-- Task goal --
Write out the material exactly. Do not include the pictures.

-- Dataset rows --

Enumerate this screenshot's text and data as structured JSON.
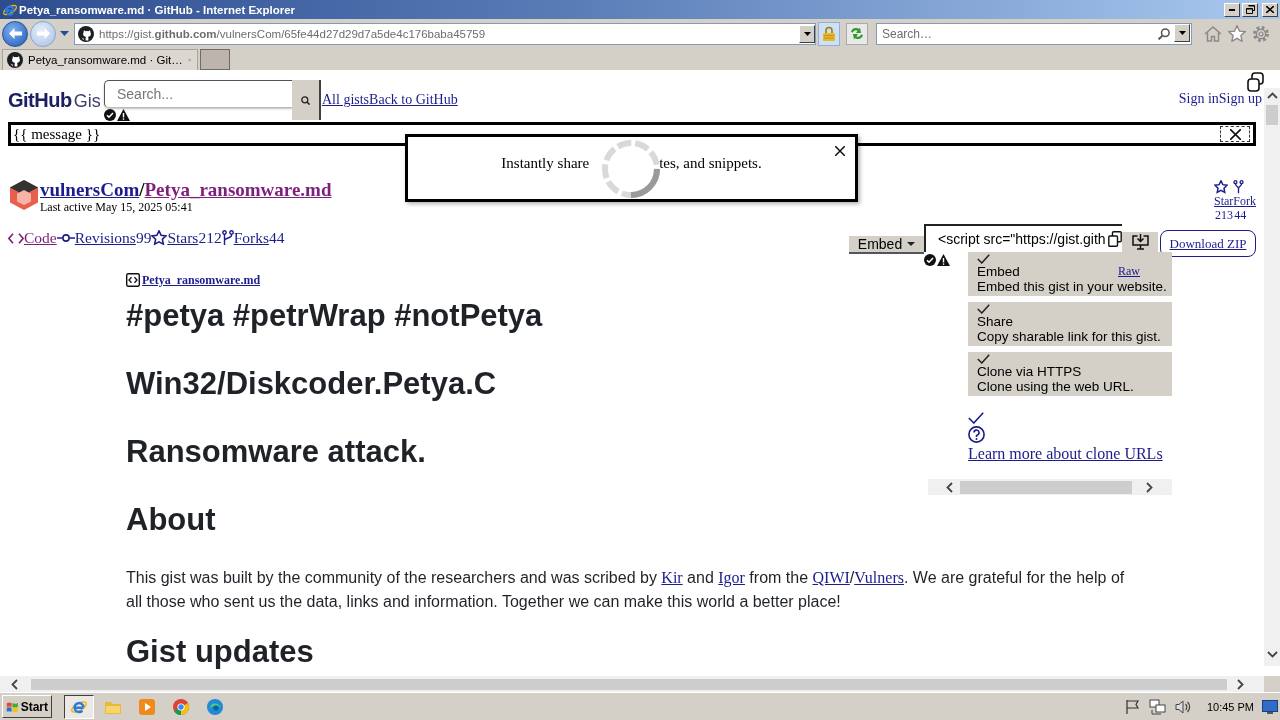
{
  "window": {
    "title": "Petya_ransomware.md · GitHub - Internet Explorer"
  },
  "address_bar": {
    "url": "https://gist.**github.com**/vulnersCom/65fe44d27d29d7a5de4c176baba45759"
  },
  "search_bar": {
    "placeholder": "Search…"
  },
  "tabs": [
    {
      "label": "Petya_ransomware.md · Git…",
      "selected": true
    }
  ],
  "page": {
    "header": {
      "logo": "GitHub",
      "logo_product": "Gis",
      "search_placeholder": "Search...",
      "links": [
        "All gists",
        "Back to GitHub"
      ],
      "auth_links": [
        "Sign in",
        "Sign up"
      ]
    },
    "message_bar": {
      "text": "{{ message }}"
    },
    "notice": {
      "text_before": "Instantly share",
      "text_after": "tes, and snippets."
    },
    "gist": {
      "owner": "vulnersCom",
      "separator": "/",
      "name": "Petya_ransomware.md",
      "last_active": "Last active May 15, 2025 05:41"
    },
    "gist_tabs": [
      {
        "label": "Code",
        "selected": true
      },
      {
        "label": "Revisions",
        "count": "99",
        "selected": false
      },
      {
        "label": "Stars",
        "count": "212",
        "selected": false
      },
      {
        "label": "Forks",
        "count": "44",
        "selected": false
      }
    ],
    "actions": [
      {
        "label": "Star",
        "count": "213"
      },
      {
        "label": "Fork",
        "count": "44"
      }
    ],
    "embed": {
      "menu_button": "Embed",
      "value": "<script src=\"https://gist.gith",
      "download_zip": "Download ZIP"
    },
    "clone_options": [
      {
        "title": "Embed",
        "description": "Embed this gist in your website.",
        "checked": true
      },
      {
        "title": "Share",
        "description": "Copy sharable link for this gist.",
        "checked": true
      },
      {
        "title": "Clone via HTTPS",
        "description": "Clone using the web URL.",
        "checked": true
      }
    ],
    "help_link": "Learn more about clone URLs",
    "file": {
      "name": "Petya_ransomware.md",
      "raw": "Raw"
    },
    "content": [
      {
        "kind": "heading",
        "text": "#petya #petrWrap #notPetya"
      },
      {
        "kind": "heading",
        "text": "Win32/Diskcoder.Petya.C"
      },
      {
        "kind": "heading",
        "text": "Ransomware attack."
      },
      {
        "kind": "heading",
        "text": "About"
      },
      {
        "kind": "paragraph",
        "parts": [
          {
            "kind": "text",
            "text": "This gist was built by the community of the researchers and was scribed by "
          },
          {
            "kind": "link",
            "text": "Kir"
          },
          {
            "kind": "text",
            "text": " and "
          },
          {
            "kind": "link",
            "text": "Igor"
          },
          {
            "kind": "text",
            "text": " from the "
          },
          {
            "kind": "link",
            "text": "QIWI"
          },
          {
            "kind": "text",
            "text": "/"
          },
          {
            "kind": "link",
            "text": "Vulners"
          },
          {
            "kind": "text",
            "text": ". We are grateful for the help of all those who sent us the data, links and information. Together we can make this world a better place!"
          }
        ]
      },
      {
        "kind": "heading",
        "text": "Gist updates"
      }
    ]
  },
  "taskbar": {
    "start": "Start",
    "clock": "10:45 PM"
  }
}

-- Final result --
Enumerate this screenshot's text and data as structured JSON.
{
  "window": {
    "title": "Petya_ransomware.md · GitHub - Internet Explorer"
  },
  "address_bar": {
    "url": "https://gist.**github.com**/vulnersCom/65fe44d27d29d7a5de4c176baba45759"
  },
  "search_bar": {
    "placeholder": "Search…"
  },
  "tabs": [
    {
      "label": "Petya_ransomware.md · Git…",
      "selected": true
    }
  ],
  "page": {
    "header": {
      "logo": "GitHub",
      "logo_product": "Gis",
      "search_placeholder": "Search...",
      "links": [
        "All gists",
        "Back to GitHub"
      ],
      "auth_links": [
        "Sign in",
        "Sign up"
      ]
    },
    "message_bar": {
      "text": "{{ message }}"
    },
    "notice": {
      "text_before": "Instantly share",
      "text_after": "tes, and snippets."
    },
    "gist": {
      "owner": "vulnersCom",
      "separator": "/",
      "name": "Petya_ransomware.md",
      "last_active": "Last active May 15, 2025 05:41"
    },
    "gist_tabs": [
      {
        "label": "Code",
        "selected": true
      },
      {
        "label": "Revisions",
        "count": "99",
        "selected": false
      },
      {
        "label": "Stars",
        "count": "212",
        "selected": false
      },
      {
        "label": "Forks",
        "count": "44",
        "selected": false
      }
    ],
    "actions": [
      {
        "label": "Star",
        "count": "213"
      },
      {
        "label": "Fork",
        "count": "44"
      }
    ],
    "embed": {
      "menu_button": "Embed",
      "value": "<script src=\"https://gist.gith",
      "download_zip": "Download ZIP"
    },
    "clone_options": [
      {
        "title": "Embed",
        "description": "Embed this gist in your website.",
        "checked": true
      },
      {
        "title": "Share",
        "description": "Copy sharable link for this gist.",
        "checked": true
      },
      {
        "title": "Clone via HTTPS",
        "description": "Clone using the web URL.",
        "checked": true
      }
    ],
    "help_link": "Learn more about clone URLs",
    "file": {
      "name": "Petya_ransomware.md",
      "raw": "Raw"
    },
    "content": [
      {
        "kind": "heading",
        "text": "#petya #petrWrap #notPetya"
      },
      {
        "kind": "heading",
        "text": "Win32/Diskcoder.Petya.C"
      },
      {
        "kind": "heading",
        "text": "Ransomware attack."
      },
      {
        "kind": "heading",
        "text": "About"
      },
      {
        "kind": "paragraph",
        "parts": [
          {
            "kind": "text",
            "text": "This gist was built by the community of the researchers and was scribed by "
          },
          {
            "kind": "link",
            "text": "Kir"
          },
          {
            "kind": "text",
            "text": " and "
          },
          {
            "kind": "link",
            "text": "Igor"
          },
          {
            "kind": "text",
            "text": " from the "
          },
          {
            "kind": "link",
            "text": "QIWI"
          },
          {
            "kind": "text",
            "text": "/"
          },
          {
            "kind": "link",
            "text": "Vulners"
          },
          {
            "kind": "text",
            "text": ". We are grateful for the help of all those who sent us the data, links and information. Together we can make this world a better place!"
          }
        ]
      },
      {
        "kind": "heading",
        "text": "Gist updates"
      }
    ]
  },
  "taskbar": {
    "start": "Start",
    "clock": "10:45 PM"
  }
}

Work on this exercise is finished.